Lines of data
########################################

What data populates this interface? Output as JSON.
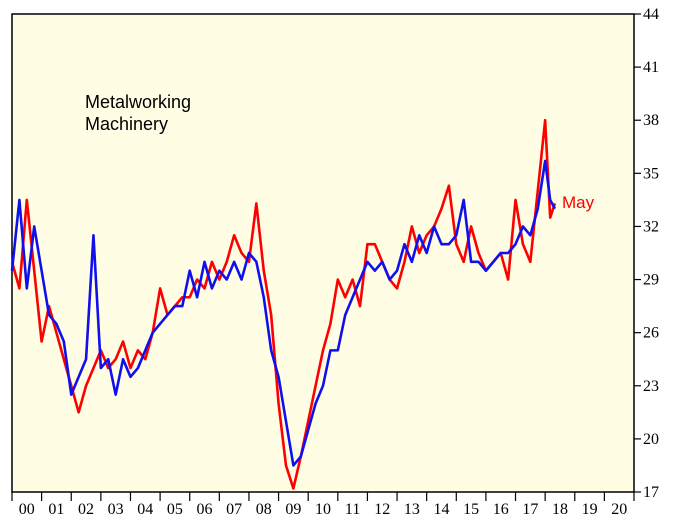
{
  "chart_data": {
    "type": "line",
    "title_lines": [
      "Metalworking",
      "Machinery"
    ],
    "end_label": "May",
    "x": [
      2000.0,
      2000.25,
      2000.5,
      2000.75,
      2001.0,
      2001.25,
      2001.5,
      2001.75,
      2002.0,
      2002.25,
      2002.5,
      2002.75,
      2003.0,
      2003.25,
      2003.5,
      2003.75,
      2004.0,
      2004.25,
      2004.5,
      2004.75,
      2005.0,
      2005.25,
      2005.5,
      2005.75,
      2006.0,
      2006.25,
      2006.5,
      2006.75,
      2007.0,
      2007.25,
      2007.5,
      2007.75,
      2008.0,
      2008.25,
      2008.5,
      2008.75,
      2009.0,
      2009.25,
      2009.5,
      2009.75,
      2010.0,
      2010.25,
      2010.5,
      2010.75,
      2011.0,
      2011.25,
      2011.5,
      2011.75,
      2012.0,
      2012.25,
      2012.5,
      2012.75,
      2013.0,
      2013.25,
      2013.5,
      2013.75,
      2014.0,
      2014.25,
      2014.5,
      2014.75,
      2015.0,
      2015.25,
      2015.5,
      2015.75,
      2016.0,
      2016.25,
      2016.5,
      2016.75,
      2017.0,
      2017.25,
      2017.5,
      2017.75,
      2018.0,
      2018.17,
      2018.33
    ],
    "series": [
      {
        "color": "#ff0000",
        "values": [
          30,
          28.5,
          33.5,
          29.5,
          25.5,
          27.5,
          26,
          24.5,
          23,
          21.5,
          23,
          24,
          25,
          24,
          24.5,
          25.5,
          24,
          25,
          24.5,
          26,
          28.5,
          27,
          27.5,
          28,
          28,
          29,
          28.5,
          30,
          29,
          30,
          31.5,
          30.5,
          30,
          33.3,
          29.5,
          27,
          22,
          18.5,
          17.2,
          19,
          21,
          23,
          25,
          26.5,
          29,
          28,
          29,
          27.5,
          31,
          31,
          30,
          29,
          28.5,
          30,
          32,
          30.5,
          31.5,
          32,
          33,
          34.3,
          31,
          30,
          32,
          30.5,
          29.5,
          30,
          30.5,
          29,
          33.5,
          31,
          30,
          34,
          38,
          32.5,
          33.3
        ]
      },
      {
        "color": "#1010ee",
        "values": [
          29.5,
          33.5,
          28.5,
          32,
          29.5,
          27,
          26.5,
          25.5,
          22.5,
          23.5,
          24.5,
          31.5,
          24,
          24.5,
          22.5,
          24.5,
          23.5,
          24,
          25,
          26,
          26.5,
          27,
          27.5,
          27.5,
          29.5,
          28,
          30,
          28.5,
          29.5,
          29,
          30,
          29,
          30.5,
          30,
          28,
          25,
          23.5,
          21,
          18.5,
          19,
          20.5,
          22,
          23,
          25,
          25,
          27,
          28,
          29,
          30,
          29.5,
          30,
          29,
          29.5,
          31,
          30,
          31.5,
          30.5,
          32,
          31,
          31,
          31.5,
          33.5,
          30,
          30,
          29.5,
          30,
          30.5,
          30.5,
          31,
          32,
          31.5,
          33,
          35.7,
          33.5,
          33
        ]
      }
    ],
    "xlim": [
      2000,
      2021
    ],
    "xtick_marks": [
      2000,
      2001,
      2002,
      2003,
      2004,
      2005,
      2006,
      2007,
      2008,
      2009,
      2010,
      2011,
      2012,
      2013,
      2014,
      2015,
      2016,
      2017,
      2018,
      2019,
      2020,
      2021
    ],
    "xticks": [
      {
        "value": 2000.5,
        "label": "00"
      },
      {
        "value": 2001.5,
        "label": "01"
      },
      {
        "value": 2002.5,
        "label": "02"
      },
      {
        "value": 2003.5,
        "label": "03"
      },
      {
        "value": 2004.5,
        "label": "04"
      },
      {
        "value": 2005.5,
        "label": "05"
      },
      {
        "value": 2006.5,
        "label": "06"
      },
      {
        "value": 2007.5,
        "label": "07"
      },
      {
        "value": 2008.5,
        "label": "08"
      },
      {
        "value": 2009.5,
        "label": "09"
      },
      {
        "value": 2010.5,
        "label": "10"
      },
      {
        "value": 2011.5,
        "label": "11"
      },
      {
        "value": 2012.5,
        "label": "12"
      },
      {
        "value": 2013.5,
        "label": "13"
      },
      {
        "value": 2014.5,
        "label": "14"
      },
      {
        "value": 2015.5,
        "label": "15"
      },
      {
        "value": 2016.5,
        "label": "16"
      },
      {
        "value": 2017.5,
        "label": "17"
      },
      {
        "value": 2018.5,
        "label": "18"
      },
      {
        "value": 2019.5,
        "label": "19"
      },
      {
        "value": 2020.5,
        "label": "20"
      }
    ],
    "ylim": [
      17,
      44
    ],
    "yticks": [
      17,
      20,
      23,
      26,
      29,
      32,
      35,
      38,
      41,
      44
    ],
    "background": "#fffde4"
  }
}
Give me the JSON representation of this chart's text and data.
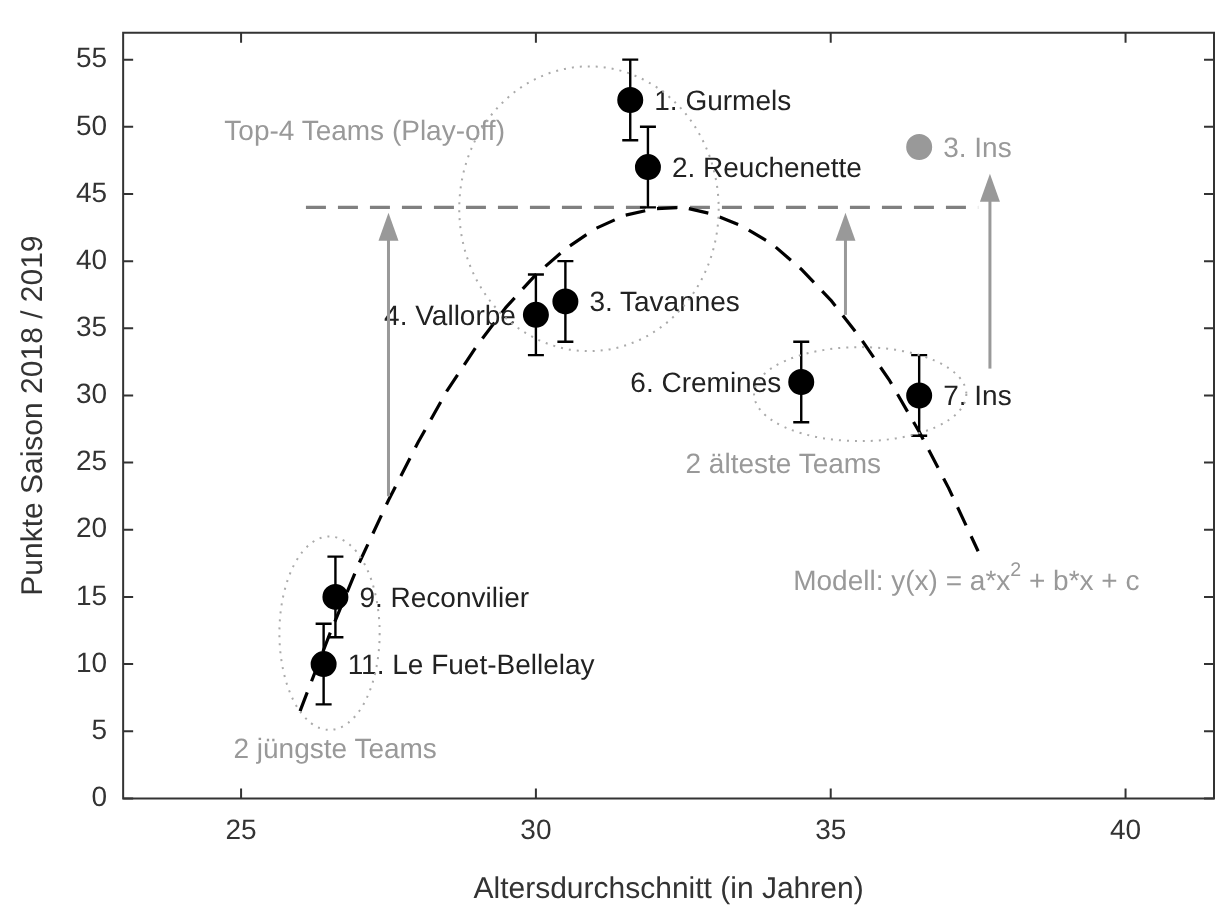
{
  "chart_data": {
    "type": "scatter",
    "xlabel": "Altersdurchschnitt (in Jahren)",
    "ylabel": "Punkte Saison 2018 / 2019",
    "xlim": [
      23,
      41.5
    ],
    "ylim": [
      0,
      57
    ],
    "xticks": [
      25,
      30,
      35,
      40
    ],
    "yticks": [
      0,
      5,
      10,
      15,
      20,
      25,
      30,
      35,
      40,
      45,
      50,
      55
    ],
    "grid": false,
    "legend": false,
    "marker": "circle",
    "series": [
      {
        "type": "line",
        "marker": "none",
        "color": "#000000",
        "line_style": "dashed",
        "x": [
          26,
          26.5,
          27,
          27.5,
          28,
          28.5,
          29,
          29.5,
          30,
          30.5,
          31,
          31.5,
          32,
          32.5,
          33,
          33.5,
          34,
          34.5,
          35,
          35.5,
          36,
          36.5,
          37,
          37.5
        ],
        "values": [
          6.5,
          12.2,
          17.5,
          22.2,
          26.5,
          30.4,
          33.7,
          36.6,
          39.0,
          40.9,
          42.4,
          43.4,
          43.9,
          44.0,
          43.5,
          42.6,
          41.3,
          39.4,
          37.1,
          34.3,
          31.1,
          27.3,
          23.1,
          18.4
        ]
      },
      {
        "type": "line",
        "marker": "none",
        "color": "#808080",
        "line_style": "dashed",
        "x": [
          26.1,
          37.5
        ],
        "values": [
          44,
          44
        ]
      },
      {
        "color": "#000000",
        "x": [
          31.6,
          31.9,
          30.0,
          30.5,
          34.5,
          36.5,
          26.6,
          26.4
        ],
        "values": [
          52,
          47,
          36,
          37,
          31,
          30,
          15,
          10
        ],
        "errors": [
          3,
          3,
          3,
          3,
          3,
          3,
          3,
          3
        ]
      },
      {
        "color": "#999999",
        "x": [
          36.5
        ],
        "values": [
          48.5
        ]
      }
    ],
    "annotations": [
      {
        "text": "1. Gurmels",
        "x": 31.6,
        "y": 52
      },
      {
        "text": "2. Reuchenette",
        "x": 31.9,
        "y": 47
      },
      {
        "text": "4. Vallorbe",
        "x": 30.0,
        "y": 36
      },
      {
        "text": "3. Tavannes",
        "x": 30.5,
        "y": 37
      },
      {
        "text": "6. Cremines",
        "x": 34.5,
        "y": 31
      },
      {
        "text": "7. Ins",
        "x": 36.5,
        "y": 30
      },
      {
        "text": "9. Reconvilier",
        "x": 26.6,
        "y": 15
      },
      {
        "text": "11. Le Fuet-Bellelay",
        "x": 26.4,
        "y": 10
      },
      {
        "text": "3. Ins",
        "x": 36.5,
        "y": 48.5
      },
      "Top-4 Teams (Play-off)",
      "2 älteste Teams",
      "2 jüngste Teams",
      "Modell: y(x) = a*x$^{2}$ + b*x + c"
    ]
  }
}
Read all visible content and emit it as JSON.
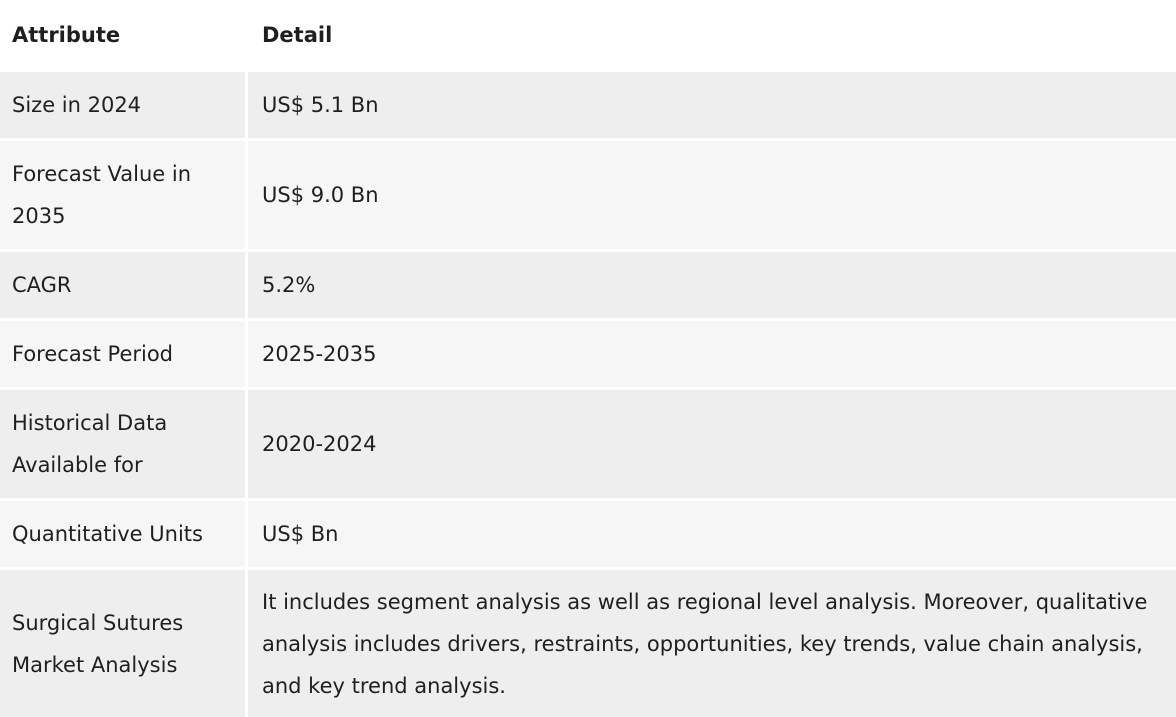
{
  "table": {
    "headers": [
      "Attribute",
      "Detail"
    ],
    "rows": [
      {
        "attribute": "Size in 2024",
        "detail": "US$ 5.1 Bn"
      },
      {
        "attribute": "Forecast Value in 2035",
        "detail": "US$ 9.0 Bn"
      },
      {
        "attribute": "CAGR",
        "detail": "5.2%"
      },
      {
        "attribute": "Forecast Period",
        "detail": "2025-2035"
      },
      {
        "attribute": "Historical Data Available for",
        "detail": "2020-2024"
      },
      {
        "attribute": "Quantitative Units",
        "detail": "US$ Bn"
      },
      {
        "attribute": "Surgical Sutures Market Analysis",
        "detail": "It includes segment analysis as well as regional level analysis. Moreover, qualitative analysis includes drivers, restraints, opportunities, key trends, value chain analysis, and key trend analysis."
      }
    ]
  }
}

########################################

→ **OBJECTIVE**:
Among the lines of the data above, count those holding "this" and state only the number.

→ **EXPECTED ANSWER**:
2